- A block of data
═══
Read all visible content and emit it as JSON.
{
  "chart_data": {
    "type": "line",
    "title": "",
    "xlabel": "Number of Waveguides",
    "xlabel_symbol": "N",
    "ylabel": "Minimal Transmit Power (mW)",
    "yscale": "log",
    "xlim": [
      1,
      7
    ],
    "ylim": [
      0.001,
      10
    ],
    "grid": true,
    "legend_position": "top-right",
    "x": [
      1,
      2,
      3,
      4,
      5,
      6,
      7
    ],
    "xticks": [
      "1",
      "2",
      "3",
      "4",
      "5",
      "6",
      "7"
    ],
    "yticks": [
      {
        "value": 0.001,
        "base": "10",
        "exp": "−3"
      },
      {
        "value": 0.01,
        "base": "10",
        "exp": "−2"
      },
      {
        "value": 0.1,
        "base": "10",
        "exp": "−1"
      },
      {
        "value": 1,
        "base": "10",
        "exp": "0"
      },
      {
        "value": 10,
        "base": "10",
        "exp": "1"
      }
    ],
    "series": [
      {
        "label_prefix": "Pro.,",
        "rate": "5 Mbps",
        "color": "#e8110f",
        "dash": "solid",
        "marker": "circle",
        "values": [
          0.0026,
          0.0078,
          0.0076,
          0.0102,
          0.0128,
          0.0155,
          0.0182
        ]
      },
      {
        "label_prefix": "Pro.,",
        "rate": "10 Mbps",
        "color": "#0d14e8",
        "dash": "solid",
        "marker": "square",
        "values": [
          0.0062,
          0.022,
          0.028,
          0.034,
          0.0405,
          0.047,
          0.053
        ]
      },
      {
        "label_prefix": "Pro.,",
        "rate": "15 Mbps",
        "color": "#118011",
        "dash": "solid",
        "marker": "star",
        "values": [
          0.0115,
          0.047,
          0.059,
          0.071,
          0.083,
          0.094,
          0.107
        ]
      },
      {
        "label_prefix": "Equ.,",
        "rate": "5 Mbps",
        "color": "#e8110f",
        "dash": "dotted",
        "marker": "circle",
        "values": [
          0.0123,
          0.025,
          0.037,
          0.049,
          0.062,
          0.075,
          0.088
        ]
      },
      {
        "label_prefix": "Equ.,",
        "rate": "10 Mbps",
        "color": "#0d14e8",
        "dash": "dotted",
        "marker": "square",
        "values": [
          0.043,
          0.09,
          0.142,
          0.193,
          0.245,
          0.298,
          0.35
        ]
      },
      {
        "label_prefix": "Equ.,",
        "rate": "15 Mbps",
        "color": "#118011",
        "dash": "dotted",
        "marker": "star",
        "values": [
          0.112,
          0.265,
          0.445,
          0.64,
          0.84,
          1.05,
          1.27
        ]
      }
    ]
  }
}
═══
- EXERCISE
Output all of the data again. Match it exactly.

- RESULT BELOW
Read all visible content and emit it as JSON.
{
  "chart_data": {
    "type": "line",
    "title": "",
    "xlabel": "Number of Waveguides",
    "xlabel_symbol": "N",
    "ylabel": "Minimal Transmit Power (mW)",
    "yscale": "log",
    "xlim": [
      1,
      7
    ],
    "ylim": [
      0.001,
      10
    ],
    "grid": true,
    "legend_position": "top-right",
    "x": [
      1,
      2,
      3,
      4,
      5,
      6,
      7
    ],
    "xticks": [
      "1",
      "2",
      "3",
      "4",
      "5",
      "6",
      "7"
    ],
    "yticks": [
      {
        "value": 0.001,
        "base": "10",
        "exp": "−3"
      },
      {
        "value": 0.01,
        "base": "10",
        "exp": "−2"
      },
      {
        "value": 0.1,
        "base": "10",
        "exp": "−1"
      },
      {
        "value": 1,
        "base": "10",
        "exp": "0"
      },
      {
        "value": 10,
        "base": "10",
        "exp": "1"
      }
    ],
    "series": [
      {
        "label_prefix": "Pro.,",
        "rate": "5 Mbps",
        "color": "#e8110f",
        "dash": "solid",
        "marker": "circle",
        "values": [
          0.0026,
          0.0078,
          0.0076,
          0.0102,
          0.0128,
          0.0155,
          0.0182
        ]
      },
      {
        "label_prefix": "Pro.,",
        "rate": "10 Mbps",
        "color": "#0d14e8",
        "dash": "solid",
        "marker": "square",
        "values": [
          0.0062,
          0.022,
          0.028,
          0.034,
          0.0405,
          0.047,
          0.053
        ]
      },
      {
        "label_prefix": "Pro.,",
        "rate": "15 Mbps",
        "color": "#118011",
        "dash": "solid",
        "marker": "star",
        "values": [
          0.0115,
          0.047,
          0.059,
          0.071,
          0.083,
          0.094,
          0.107
        ]
      },
      {
        "label_prefix": "Equ.,",
        "rate": "5 Mbps",
        "color": "#e8110f",
        "dash": "dotted",
        "marker": "circle",
        "values": [
          0.0123,
          0.025,
          0.037,
          0.049,
          0.062,
          0.075,
          0.088
        ]
      },
      {
        "label_prefix": "Equ.,",
        "rate": "10 Mbps",
        "color": "#0d14e8",
        "dash": "dotted",
        "marker": "square",
        "values": [
          0.043,
          0.09,
          0.142,
          0.193,
          0.245,
          0.298,
          0.35
        ]
      },
      {
        "label_prefix": "Equ.,",
        "rate": "15 Mbps",
        "color": "#118011",
        "dash": "dotted",
        "marker": "star",
        "values": [
          0.112,
          0.265,
          0.445,
          0.64,
          0.84,
          1.05,
          1.27
        ]
      }
    ]
  }
}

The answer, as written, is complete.